(RECORDS SUPPLIED):
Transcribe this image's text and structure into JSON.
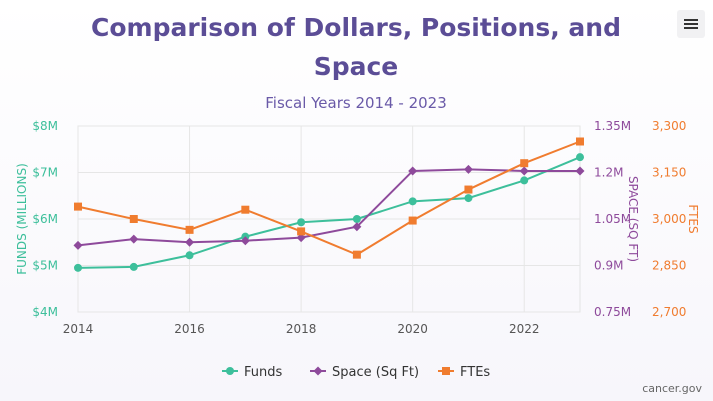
{
  "chart_data": {
    "type": "line",
    "title_lines": [
      "Comparison of Dollars, Positions, and",
      "Space"
    ],
    "subtitle": "Fiscal Years 2014 - 2023",
    "x": [
      2014,
      2015,
      2016,
      2017,
      2018,
      2019,
      2020,
      2021,
      2022,
      2023
    ],
    "x_ticks": [
      "2014",
      "2016",
      "2018",
      "2020",
      "2022"
    ],
    "axes": {
      "left": {
        "label": "FUNDS (MILLIONS)",
        "ticks": [
          "$4M",
          "$5M",
          "$6M",
          "$7M",
          "$8M"
        ],
        "range": [
          4,
          8
        ],
        "color": "#3dbf9b"
      },
      "right1": {
        "label": "SPACE (SQ FT)",
        "ticks": [
          "0.75M",
          "0.9M",
          "1.05M",
          "1.2M",
          "1.35M"
        ],
        "range": [
          0.75,
          1.35
        ],
        "color": "#8e4a9b"
      },
      "right2": {
        "label": "FTES",
        "ticks": [
          "2,700",
          "2,850",
          "3,000",
          "3,150",
          "3,300"
        ],
        "range": [
          2700,
          3300
        ],
        "color": "#f07c2f"
      }
    },
    "series": [
      {
        "name": "Funds",
        "axis": "left",
        "color": "#3dbf9b",
        "marker": "circle",
        "values": [
          4.95,
          4.97,
          5.22,
          5.62,
          5.93,
          6.0,
          6.38,
          6.45,
          6.83,
          7.33
        ]
      },
      {
        "name": "Space (Sq Ft)",
        "axis": "right1",
        "color": "#8e4a9b",
        "marker": "diamond",
        "values": [
          0.965,
          0.985,
          0.975,
          0.98,
          0.99,
          1.025,
          1.205,
          1.21,
          1.205,
          1.205
        ]
      },
      {
        "name": "FTEs",
        "axis": "right2",
        "color": "#f07c2f",
        "marker": "square",
        "values": [
          3040,
          3000,
          2965,
          3030,
          2960,
          2885,
          2995,
          3095,
          3180,
          3250
        ]
      }
    ],
    "grid": true,
    "legend_position": "bottom-center"
  },
  "credit": "cancer.gov",
  "menu_icon": "hamburger-icon"
}
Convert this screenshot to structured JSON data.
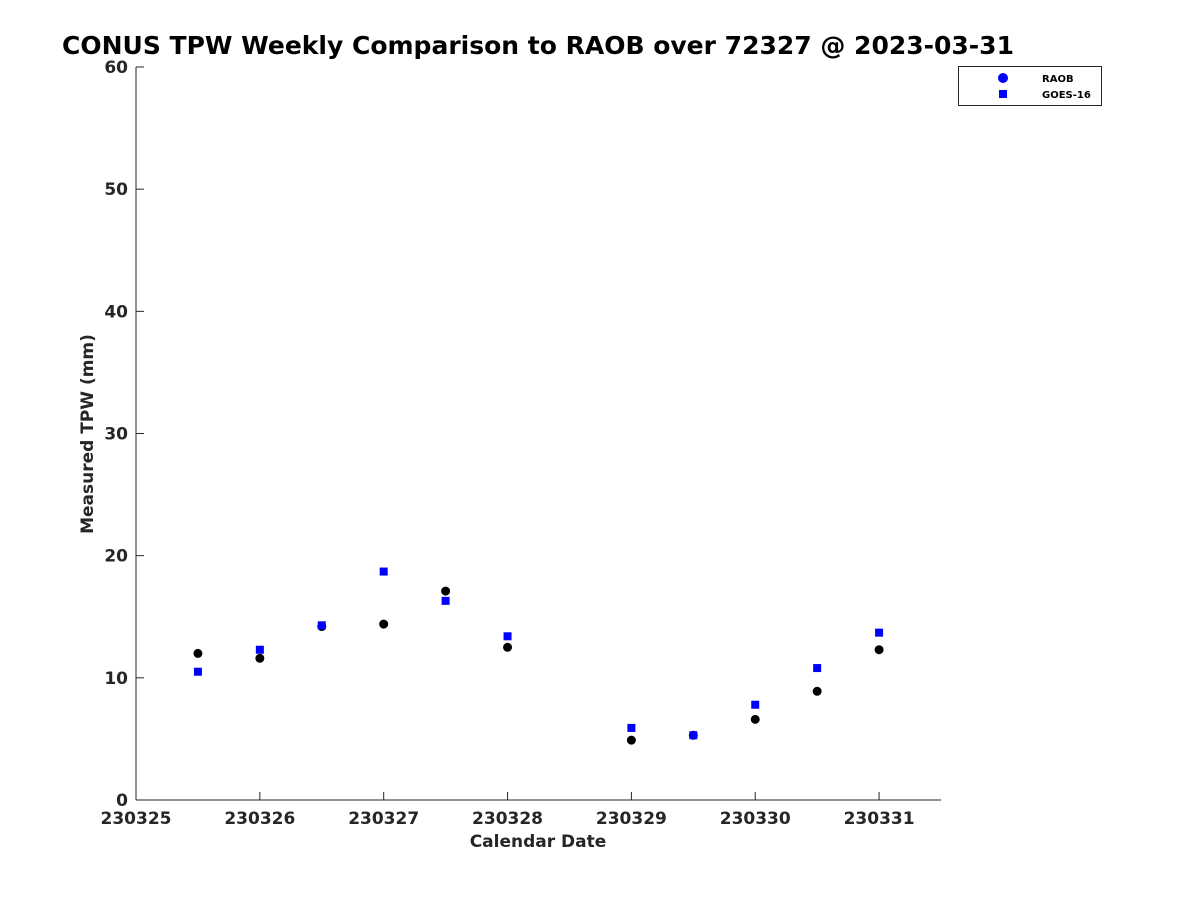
{
  "chart_data": {
    "type": "scatter",
    "title": "CONUS TPW Weekly Comparison to RAOB over 72327 @ 2023-03-31",
    "xlabel": "Calendar Date",
    "ylabel": "Measured TPW (mm)",
    "xlim": [
      230325,
      230331.5
    ],
    "ylim": [
      0,
      60
    ],
    "x_ticks": [
      230325,
      230326,
      230327,
      230328,
      230329,
      230330,
      230331
    ],
    "x_tick_labels": [
      "230325",
      "230326",
      "230327",
      "230328",
      "230329",
      "230330",
      "230331"
    ],
    "y_ticks": [
      0,
      10,
      20,
      30,
      40,
      50,
      60
    ],
    "y_tick_labels": [
      "0",
      "10",
      "20",
      "30",
      "40",
      "50",
      "60"
    ],
    "grid": false,
    "legend_position": "outside-top-right",
    "series": [
      {
        "name": "RAOB",
        "marker": "circle",
        "color": "#000000",
        "legend_color": "#0000ff",
        "x": [
          230325.5,
          230326,
          230326.5,
          230327,
          230327.5,
          230328,
          230329,
          230329.5,
          230330,
          230330.5,
          230331
        ],
        "y": [
          12.0,
          11.6,
          14.2,
          14.4,
          17.1,
          12.5,
          4.9,
          5.3,
          6.6,
          8.9,
          12.3
        ]
      },
      {
        "name": "GOES-16",
        "marker": "square",
        "color": "#0000ff",
        "x": [
          230325.5,
          230326,
          230326.5,
          230327,
          230327.5,
          230328,
          230329,
          230329.5,
          230330,
          230330.5,
          230331
        ],
        "y": [
          10.5,
          12.3,
          14.3,
          18.7,
          16.3,
          13.4,
          5.9,
          5.3,
          7.8,
          10.8,
          13.7
        ]
      }
    ]
  }
}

(YOUR INSTRUCTIONS): Exactly as written, return every line of the listing, but not the pictures.

(ANSWER TO THE PROBLEM):
Transcribe this image's text and structure into JSON.
{
  "chart_data": {
    "type": "line",
    "title_lines": [
      "Comparison of Dollars, Positions, and",
      "Space"
    ],
    "subtitle": "Fiscal Years 2014 - 2023",
    "x": [
      2014,
      2015,
      2016,
      2017,
      2018,
      2019,
      2020,
      2021,
      2022,
      2023
    ],
    "x_ticks": [
      "2014",
      "2016",
      "2018",
      "2020",
      "2022"
    ],
    "axes": {
      "left": {
        "label": "FUNDS (MILLIONS)",
        "ticks": [
          "$4M",
          "$5M",
          "$6M",
          "$7M",
          "$8M"
        ],
        "range": [
          4,
          8
        ],
        "color": "#3dbf9b"
      },
      "right1": {
        "label": "SPACE (SQ FT)",
        "ticks": [
          "0.75M",
          "0.9M",
          "1.05M",
          "1.2M",
          "1.35M"
        ],
        "range": [
          0.75,
          1.35
        ],
        "color": "#8e4a9b"
      },
      "right2": {
        "label": "FTES",
        "ticks": [
          "2,700",
          "2,850",
          "3,000",
          "3,150",
          "3,300"
        ],
        "range": [
          2700,
          3300
        ],
        "color": "#f07c2f"
      }
    },
    "series": [
      {
        "name": "Funds",
        "axis": "left",
        "color": "#3dbf9b",
        "marker": "circle",
        "values": [
          4.95,
          4.97,
          5.22,
          5.62,
          5.93,
          6.0,
          6.38,
          6.45,
          6.83,
          7.33
        ]
      },
      {
        "name": "Space (Sq Ft)",
        "axis": "right1",
        "color": "#8e4a9b",
        "marker": "diamond",
        "values": [
          0.965,
          0.985,
          0.975,
          0.98,
          0.99,
          1.025,
          1.205,
          1.21,
          1.205,
          1.205
        ]
      },
      {
        "name": "FTEs",
        "axis": "right2",
        "color": "#f07c2f",
        "marker": "square",
        "values": [
          3040,
          3000,
          2965,
          3030,
          2960,
          2885,
          2995,
          3095,
          3180,
          3250
        ]
      }
    ],
    "grid": true,
    "legend_position": "bottom-center"
  },
  "credit": "cancer.gov",
  "menu_icon": "hamburger-icon"
}
Convert this screenshot to structured JSON data.
{
  "chart_data": {
    "type": "scatter",
    "title": "CONUS TPW Weekly Comparison to RAOB over 72327 @ 2023-03-31",
    "xlabel": "Calendar Date",
    "ylabel": "Measured TPW (mm)",
    "xlim": [
      230325,
      230331.5
    ],
    "ylim": [
      0,
      60
    ],
    "x_ticks": [
      230325,
      230326,
      230327,
      230328,
      230329,
      230330,
      230331
    ],
    "x_tick_labels": [
      "230325",
      "230326",
      "230327",
      "230328",
      "230329",
      "230330",
      "230331"
    ],
    "y_ticks": [
      0,
      10,
      20,
      30,
      40,
      50,
      60
    ],
    "y_tick_labels": [
      "0",
      "10",
      "20",
      "30",
      "40",
      "50",
      "60"
    ],
    "grid": false,
    "legend_position": "outside-top-right",
    "series": [
      {
        "name": "RAOB",
        "marker": "circle",
        "color": "#000000",
        "legend_color": "#0000ff",
        "x": [
          230325.5,
          230326,
          230326.5,
          230327,
          230327.5,
          230328,
          230329,
          230329.5,
          230330,
          230330.5,
          230331
        ],
        "y": [
          12.0,
          11.6,
          14.2,
          14.4,
          17.1,
          12.5,
          4.9,
          5.3,
          6.6,
          8.9,
          12.3
        ]
      },
      {
        "name": "GOES-16",
        "marker": "square",
        "color": "#0000ff",
        "x": [
          230325.5,
          230326,
          230326.5,
          230327,
          230327.5,
          230328,
          230329,
          230329.5,
          230330,
          230330.5,
          230331
        ],
        "y": [
          10.5,
          12.3,
          14.3,
          18.7,
          16.3,
          13.4,
          5.9,
          5.3,
          7.8,
          10.8,
          13.7
        ]
      }
    ]
  }
}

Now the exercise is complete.